[Figure collection entries]
· · · · · · ·
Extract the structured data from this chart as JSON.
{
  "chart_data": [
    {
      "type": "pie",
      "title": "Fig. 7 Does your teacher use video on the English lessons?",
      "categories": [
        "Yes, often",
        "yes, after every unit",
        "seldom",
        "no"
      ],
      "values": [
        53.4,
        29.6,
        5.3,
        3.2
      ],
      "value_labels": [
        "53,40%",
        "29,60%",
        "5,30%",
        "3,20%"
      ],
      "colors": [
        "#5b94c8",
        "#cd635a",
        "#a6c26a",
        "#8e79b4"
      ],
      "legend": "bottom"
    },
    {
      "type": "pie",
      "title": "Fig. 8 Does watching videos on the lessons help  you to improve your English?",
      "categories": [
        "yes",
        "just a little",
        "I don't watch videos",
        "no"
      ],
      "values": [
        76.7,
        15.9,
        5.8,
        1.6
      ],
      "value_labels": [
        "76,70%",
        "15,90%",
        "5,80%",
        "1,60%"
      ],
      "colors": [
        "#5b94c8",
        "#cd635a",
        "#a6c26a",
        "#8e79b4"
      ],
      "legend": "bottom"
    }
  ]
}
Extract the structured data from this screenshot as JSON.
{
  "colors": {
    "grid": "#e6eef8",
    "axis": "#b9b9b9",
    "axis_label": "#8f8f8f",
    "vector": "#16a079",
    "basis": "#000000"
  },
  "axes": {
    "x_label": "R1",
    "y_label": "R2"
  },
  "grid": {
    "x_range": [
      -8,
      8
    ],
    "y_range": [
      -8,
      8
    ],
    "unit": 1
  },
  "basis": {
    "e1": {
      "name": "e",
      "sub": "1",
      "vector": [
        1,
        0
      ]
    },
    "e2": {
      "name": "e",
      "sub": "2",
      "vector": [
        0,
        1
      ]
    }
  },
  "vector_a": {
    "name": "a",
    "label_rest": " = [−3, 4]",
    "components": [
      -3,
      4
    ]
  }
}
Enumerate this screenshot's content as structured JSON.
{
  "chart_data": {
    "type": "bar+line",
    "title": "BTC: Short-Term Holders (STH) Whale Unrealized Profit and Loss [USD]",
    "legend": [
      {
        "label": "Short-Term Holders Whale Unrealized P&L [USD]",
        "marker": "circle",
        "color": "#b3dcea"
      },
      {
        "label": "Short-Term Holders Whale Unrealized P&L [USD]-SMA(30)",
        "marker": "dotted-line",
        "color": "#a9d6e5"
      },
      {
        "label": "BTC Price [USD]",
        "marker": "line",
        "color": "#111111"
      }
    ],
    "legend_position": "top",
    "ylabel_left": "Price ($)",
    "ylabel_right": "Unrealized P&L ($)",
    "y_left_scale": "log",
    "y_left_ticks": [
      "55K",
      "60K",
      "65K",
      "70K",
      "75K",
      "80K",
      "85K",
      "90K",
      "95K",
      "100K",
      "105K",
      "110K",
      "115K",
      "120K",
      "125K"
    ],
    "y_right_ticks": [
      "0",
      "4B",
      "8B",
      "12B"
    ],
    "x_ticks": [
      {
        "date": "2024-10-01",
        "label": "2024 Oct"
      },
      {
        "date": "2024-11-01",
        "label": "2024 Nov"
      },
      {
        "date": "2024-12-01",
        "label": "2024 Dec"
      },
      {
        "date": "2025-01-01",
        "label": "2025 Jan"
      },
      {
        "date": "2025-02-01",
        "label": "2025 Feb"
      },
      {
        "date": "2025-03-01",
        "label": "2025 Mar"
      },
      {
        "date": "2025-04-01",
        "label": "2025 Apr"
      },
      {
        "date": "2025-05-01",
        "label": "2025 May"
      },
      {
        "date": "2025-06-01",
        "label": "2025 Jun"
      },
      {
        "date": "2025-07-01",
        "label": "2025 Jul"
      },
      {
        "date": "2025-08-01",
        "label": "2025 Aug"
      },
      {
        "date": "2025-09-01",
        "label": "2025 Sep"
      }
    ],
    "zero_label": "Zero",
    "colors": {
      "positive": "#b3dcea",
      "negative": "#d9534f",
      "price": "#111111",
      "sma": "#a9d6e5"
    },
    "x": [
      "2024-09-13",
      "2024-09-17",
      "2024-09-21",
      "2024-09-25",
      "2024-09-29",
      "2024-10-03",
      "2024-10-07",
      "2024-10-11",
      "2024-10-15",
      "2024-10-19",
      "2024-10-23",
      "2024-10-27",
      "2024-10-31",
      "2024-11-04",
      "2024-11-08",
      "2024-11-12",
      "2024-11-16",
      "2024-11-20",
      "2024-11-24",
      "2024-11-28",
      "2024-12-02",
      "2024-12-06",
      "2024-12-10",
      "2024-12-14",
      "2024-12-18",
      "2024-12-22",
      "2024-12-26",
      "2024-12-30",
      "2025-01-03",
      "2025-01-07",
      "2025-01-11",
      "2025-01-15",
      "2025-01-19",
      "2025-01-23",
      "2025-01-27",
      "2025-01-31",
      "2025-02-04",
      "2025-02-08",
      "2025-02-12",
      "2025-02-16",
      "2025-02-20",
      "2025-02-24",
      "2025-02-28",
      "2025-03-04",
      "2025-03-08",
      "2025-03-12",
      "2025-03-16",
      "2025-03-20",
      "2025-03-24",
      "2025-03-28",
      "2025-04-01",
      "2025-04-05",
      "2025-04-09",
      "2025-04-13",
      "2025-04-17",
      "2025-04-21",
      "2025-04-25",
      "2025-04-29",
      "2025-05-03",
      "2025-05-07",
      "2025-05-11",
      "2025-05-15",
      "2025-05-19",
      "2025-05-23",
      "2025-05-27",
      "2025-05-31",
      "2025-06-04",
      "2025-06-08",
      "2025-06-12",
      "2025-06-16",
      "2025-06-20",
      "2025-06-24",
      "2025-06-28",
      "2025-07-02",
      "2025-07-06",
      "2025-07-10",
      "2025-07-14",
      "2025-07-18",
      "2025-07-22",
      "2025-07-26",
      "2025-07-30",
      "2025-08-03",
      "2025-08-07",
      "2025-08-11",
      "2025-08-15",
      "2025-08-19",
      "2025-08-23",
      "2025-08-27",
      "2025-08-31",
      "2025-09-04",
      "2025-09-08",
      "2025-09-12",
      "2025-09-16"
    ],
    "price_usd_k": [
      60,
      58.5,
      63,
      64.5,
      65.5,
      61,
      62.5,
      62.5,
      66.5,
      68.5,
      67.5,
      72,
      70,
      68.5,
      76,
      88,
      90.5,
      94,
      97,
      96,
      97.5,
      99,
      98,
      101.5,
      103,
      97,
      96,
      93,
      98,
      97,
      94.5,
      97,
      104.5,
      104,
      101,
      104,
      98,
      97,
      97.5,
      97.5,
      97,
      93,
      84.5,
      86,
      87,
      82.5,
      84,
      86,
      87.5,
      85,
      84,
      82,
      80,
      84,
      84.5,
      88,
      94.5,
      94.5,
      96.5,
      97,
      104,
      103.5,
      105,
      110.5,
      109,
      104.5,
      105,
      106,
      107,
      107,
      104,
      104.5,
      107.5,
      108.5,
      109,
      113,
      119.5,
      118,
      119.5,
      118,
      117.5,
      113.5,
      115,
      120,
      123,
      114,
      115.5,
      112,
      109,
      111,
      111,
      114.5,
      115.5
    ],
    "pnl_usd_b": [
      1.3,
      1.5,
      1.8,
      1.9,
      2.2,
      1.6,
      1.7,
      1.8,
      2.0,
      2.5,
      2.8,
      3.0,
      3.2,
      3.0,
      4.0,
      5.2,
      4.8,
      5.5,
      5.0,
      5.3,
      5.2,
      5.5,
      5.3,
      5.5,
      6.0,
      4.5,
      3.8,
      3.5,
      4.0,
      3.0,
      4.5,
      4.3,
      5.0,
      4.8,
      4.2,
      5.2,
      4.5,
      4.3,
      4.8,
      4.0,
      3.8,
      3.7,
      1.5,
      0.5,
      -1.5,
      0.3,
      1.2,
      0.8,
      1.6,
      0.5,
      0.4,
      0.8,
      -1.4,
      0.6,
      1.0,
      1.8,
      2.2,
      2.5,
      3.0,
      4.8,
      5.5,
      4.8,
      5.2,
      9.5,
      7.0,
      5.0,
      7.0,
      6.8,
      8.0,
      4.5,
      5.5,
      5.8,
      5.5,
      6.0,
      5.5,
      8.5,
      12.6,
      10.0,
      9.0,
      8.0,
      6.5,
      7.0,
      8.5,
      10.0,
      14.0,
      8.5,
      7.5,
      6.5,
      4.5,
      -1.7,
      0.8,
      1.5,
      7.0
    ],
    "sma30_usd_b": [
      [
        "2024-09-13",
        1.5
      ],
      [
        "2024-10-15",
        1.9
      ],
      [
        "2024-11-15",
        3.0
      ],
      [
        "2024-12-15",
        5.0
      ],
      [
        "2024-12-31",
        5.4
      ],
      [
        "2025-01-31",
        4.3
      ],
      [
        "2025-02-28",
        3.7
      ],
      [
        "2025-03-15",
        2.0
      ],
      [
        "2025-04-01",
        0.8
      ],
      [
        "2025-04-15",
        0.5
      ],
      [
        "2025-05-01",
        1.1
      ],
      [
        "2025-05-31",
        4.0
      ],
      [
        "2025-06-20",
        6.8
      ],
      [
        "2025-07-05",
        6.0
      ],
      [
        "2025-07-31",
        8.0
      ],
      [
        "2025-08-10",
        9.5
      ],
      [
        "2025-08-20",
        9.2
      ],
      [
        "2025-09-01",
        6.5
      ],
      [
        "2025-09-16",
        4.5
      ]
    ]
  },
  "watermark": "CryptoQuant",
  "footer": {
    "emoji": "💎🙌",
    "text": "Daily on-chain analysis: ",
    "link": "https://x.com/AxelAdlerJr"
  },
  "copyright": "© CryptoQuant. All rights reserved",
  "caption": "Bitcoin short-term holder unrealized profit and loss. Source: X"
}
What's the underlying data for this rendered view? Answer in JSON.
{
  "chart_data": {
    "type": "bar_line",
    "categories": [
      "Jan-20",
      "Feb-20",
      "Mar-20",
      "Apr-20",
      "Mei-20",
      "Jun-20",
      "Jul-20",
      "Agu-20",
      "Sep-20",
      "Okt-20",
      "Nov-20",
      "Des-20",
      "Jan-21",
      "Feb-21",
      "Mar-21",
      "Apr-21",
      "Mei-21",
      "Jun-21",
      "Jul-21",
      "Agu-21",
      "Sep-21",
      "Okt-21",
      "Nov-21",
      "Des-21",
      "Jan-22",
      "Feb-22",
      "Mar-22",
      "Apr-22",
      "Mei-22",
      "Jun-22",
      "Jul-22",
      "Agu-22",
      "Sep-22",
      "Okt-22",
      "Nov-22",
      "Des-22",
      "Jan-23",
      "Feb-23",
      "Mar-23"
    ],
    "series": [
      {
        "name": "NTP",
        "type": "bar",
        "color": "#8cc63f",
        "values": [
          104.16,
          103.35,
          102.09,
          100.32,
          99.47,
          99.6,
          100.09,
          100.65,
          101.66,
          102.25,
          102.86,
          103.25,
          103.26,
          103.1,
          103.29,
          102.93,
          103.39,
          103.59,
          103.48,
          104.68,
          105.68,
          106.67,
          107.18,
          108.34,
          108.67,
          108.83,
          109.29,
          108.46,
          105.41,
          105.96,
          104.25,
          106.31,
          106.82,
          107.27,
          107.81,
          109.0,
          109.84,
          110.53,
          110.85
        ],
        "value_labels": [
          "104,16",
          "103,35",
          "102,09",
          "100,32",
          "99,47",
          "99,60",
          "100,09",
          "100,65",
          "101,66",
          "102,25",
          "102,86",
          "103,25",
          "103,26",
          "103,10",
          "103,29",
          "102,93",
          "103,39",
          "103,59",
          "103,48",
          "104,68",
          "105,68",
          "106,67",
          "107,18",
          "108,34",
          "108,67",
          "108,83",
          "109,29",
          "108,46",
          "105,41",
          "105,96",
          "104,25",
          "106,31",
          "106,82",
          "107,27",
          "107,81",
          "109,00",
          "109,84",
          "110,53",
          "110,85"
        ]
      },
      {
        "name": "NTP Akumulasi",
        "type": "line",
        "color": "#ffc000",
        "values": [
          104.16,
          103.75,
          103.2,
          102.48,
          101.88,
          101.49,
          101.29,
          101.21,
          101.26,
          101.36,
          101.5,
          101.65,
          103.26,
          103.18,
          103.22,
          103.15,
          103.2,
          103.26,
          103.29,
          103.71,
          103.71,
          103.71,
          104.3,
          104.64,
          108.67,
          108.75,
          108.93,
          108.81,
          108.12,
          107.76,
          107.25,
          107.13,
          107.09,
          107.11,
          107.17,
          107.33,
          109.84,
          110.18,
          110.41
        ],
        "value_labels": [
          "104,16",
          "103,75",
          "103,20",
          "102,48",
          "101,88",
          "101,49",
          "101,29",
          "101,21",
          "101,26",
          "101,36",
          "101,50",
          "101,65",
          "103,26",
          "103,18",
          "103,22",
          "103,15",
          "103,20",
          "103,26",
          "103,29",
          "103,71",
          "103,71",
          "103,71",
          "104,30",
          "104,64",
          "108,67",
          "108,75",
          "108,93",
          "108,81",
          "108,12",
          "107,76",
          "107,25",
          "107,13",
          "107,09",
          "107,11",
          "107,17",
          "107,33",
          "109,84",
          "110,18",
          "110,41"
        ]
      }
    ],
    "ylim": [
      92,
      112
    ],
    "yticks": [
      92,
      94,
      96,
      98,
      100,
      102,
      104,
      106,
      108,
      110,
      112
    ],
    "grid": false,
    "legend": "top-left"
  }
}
· · · · · · ·
■ **Your instructions**
Which lines contain "videos"? Show each of them.

■ **Right answer**
      "title": "Fig. 8 Does watching videos on the lessons help  you to improve your English?",
        "I don't watch videos",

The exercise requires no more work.